Stated problem: Copy out the whole listing exactly as written, leaving the pictures behind.
-- Material start --
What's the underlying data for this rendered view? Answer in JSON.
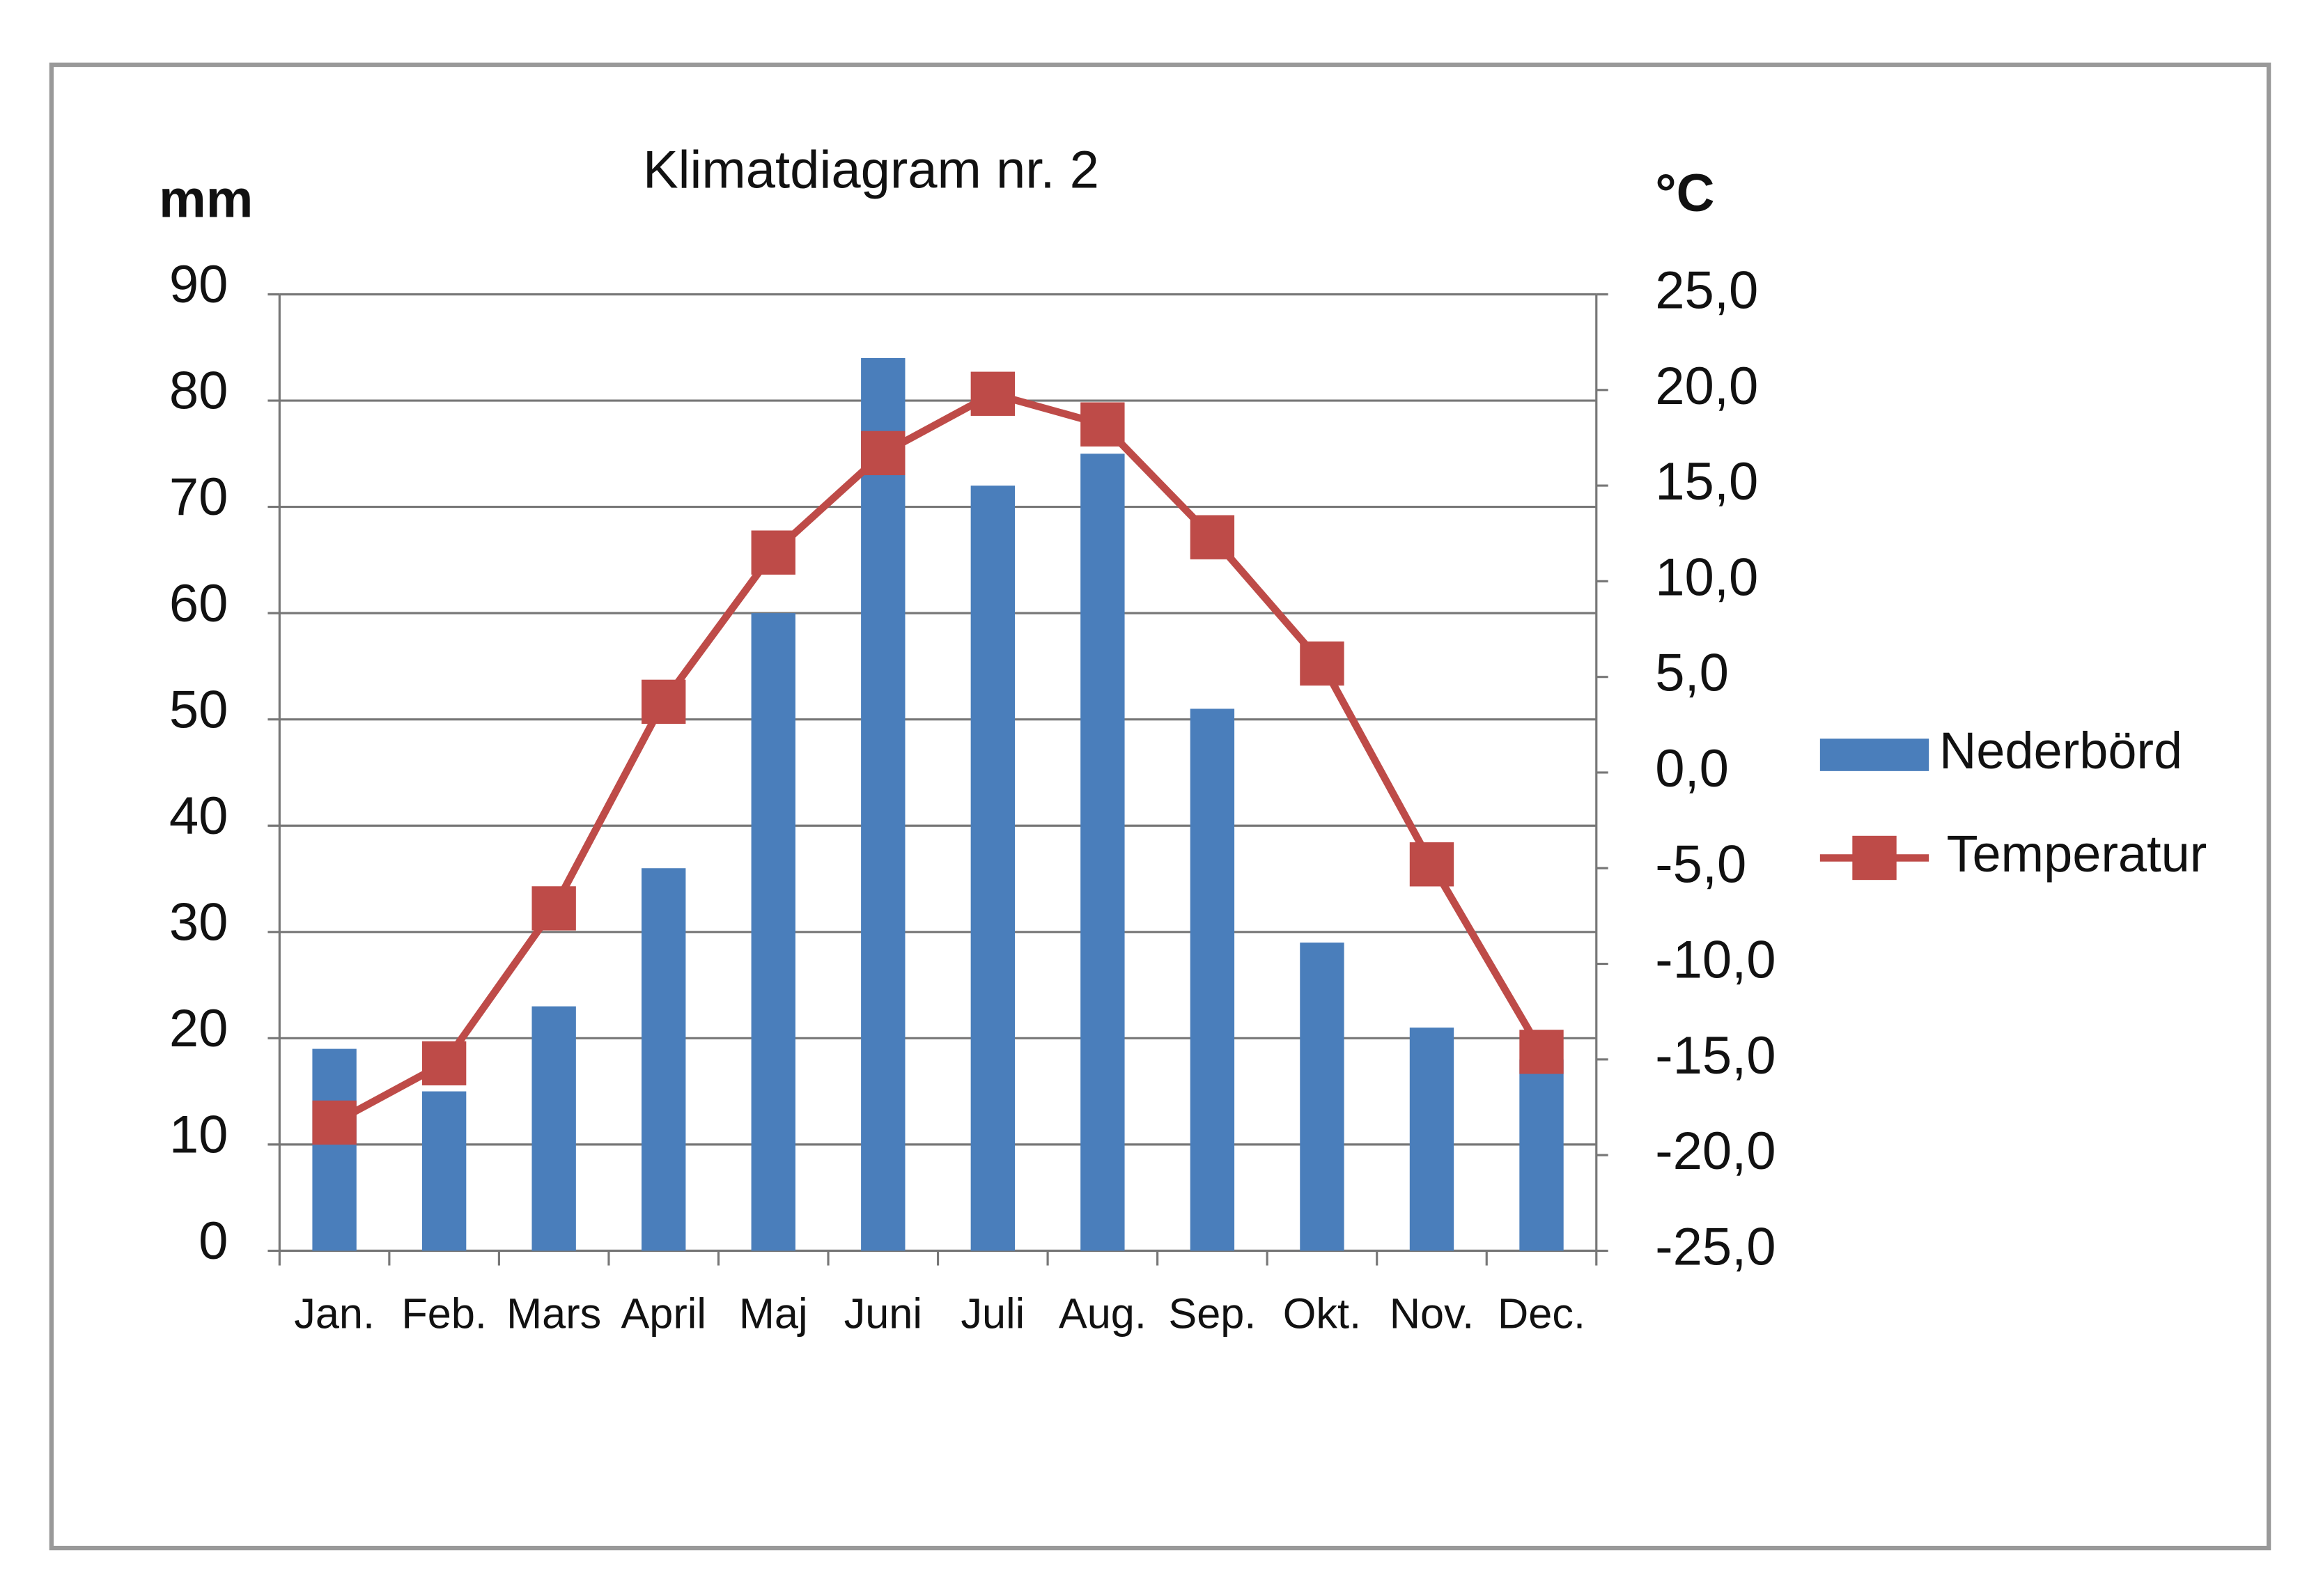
{
  "chart_data": {
    "type": "bar-line",
    "title": "Klimatdiagram nr. 2",
    "y_label": "mm",
    "y2_label": "°C",
    "categories": [
      "Jan.",
      "Feb.",
      "Mars",
      "April",
      "Maj",
      "Juni",
      "Juli",
      "Aug.",
      "Sep.",
      "Okt.",
      "Nov.",
      "Dec."
    ],
    "series": [
      {
        "name": "Nederbörd",
        "type": "bar",
        "color": "#4a7ebb",
        "values": [
          19,
          15,
          23,
          36,
          60,
          84,
          72,
          75,
          51,
          29,
          21,
          18
        ]
      },
      {
        "name": "Temperatur",
        "type": "line",
        "axis": "y2",
        "color": "#be4b48",
        "values": [
          -18.3,
          -15.2,
          -7.1,
          3.7,
          11.5,
          16.7,
          19.8,
          18.2,
          12.3,
          5.7,
          -4.8,
          -14.6
        ]
      }
    ],
    "ylim": [
      0,
      90
    ],
    "yticks": [
      0,
      10,
      20,
      30,
      40,
      50,
      60,
      70,
      80,
      90
    ],
    "y2lim": [
      -25,
      25
    ],
    "y2ticks": [
      {
        "value": -25,
        "label": "-25,0"
      },
      {
        "value": -20,
        "label": "-20,0"
      },
      {
        "value": -15,
        "label": "-15,0"
      },
      {
        "value": -10,
        "label": "-10,0"
      },
      {
        "value": -5,
        "label": "-5,0"
      },
      {
        "value": 0,
        "label": "0,0"
      },
      {
        "value": 5,
        "label": "5,0"
      },
      {
        "value": 10,
        "label": "10,0"
      },
      {
        "value": 15,
        "label": "15,0"
      },
      {
        "value": 20,
        "label": "20,0"
      },
      {
        "value": 25,
        "label": "25,0"
      }
    ],
    "grid": true,
    "legend": "right"
  }
}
-- Material end --
Output for this exercise:
What's the underlying data for this rendered view? Answer in JSON.
{
  "chart_data": {
    "type": "bar-line",
    "title": "Klimatdiagram nr. 2",
    "y_label": "mm",
    "y2_label": "°C",
    "categories": [
      "Jan.",
      "Feb.",
      "Mars",
      "April",
      "Maj",
      "Juni",
      "Juli",
      "Aug.",
      "Sep.",
      "Okt.",
      "Nov.",
      "Dec."
    ],
    "series": [
      {
        "name": "Nederbörd",
        "type": "bar",
        "color": "#4a7ebb",
        "values": [
          19,
          15,
          23,
          36,
          60,
          84,
          72,
          75,
          51,
          29,
          21,
          18
        ]
      },
      {
        "name": "Temperatur",
        "type": "line",
        "axis": "y2",
        "color": "#be4b48",
        "values": [
          -18.3,
          -15.2,
          -7.1,
          3.7,
          11.5,
          16.7,
          19.8,
          18.2,
          12.3,
          5.7,
          -4.8,
          -14.6
        ]
      }
    ],
    "ylim": [
      0,
      90
    ],
    "yticks": [
      0,
      10,
      20,
      30,
      40,
      50,
      60,
      70,
      80,
      90
    ],
    "y2lim": [
      -25,
      25
    ],
    "y2ticks": [
      {
        "value": -25,
        "label": "-25,0"
      },
      {
        "value": -20,
        "label": "-20,0"
      },
      {
        "value": -15,
        "label": "-15,0"
      },
      {
        "value": -10,
        "label": "-10,0"
      },
      {
        "value": -5,
        "label": "-5,0"
      },
      {
        "value": 0,
        "label": "0,0"
      },
      {
        "value": 5,
        "label": "5,0"
      },
      {
        "value": 10,
        "label": "10,0"
      },
      {
        "value": 15,
        "label": "15,0"
      },
      {
        "value": 20,
        "label": "20,0"
      },
      {
        "value": 25,
        "label": "25,0"
      }
    ],
    "grid": true,
    "legend": "right"
  }
}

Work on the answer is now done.